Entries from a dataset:
· · · · · · ·

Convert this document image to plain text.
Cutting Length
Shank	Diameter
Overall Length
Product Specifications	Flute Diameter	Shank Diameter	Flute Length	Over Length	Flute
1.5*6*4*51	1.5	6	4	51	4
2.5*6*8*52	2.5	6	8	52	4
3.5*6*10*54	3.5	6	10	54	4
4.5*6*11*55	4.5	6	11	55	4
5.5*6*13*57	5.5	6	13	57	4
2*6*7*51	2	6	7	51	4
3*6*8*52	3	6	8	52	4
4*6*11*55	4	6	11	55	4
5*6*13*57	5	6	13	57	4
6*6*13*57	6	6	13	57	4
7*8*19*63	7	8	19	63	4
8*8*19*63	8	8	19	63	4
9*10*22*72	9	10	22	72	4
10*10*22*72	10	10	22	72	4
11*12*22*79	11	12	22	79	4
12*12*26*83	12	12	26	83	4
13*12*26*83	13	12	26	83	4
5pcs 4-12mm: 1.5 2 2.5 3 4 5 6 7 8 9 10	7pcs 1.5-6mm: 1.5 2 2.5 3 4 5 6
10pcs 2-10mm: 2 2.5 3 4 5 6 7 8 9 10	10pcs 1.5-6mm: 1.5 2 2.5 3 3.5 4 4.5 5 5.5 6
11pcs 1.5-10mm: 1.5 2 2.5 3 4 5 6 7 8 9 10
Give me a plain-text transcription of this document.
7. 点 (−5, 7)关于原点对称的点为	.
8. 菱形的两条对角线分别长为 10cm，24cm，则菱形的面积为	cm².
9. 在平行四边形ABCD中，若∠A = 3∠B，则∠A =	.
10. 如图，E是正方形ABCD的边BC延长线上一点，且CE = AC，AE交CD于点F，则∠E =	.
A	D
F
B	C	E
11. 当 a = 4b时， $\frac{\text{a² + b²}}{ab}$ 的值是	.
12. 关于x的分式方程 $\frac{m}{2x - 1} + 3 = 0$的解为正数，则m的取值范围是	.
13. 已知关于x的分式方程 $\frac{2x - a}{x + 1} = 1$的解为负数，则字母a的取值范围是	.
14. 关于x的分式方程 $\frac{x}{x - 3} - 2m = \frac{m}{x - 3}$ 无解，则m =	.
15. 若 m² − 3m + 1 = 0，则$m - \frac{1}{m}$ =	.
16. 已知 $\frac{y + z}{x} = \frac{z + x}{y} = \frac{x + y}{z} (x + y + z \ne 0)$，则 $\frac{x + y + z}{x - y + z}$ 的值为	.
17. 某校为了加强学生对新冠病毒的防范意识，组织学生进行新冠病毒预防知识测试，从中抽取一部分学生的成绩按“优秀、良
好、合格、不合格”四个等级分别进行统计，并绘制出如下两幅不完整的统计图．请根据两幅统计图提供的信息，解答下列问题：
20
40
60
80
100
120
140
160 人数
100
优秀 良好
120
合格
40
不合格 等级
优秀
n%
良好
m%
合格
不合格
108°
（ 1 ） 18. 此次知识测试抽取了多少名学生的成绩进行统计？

· · · · · · ·

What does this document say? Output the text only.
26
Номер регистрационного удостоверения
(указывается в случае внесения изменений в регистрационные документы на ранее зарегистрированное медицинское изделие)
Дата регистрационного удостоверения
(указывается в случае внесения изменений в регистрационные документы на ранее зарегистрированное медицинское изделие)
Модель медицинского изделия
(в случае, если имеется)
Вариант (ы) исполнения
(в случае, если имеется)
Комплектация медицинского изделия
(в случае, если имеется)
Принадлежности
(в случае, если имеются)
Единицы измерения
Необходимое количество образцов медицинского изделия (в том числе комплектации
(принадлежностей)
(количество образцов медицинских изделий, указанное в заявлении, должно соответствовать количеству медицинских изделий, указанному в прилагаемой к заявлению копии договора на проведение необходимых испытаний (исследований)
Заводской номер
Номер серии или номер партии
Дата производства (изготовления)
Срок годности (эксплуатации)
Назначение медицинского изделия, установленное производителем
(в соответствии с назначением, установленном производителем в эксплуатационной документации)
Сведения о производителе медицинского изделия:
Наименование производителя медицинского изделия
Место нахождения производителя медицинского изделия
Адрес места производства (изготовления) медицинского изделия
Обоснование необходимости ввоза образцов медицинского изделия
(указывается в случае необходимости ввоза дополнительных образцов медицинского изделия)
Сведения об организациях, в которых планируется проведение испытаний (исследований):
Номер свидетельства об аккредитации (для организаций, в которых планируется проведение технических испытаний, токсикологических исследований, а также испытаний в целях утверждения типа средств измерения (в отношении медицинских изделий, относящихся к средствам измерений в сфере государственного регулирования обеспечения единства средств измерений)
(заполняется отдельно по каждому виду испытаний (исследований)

· · · · · · ·

What is needed> Pull out each line holding the string "plain".

Answer to the problem>
Convert this document image to plain text.
Give me a plain-text transcription of this document.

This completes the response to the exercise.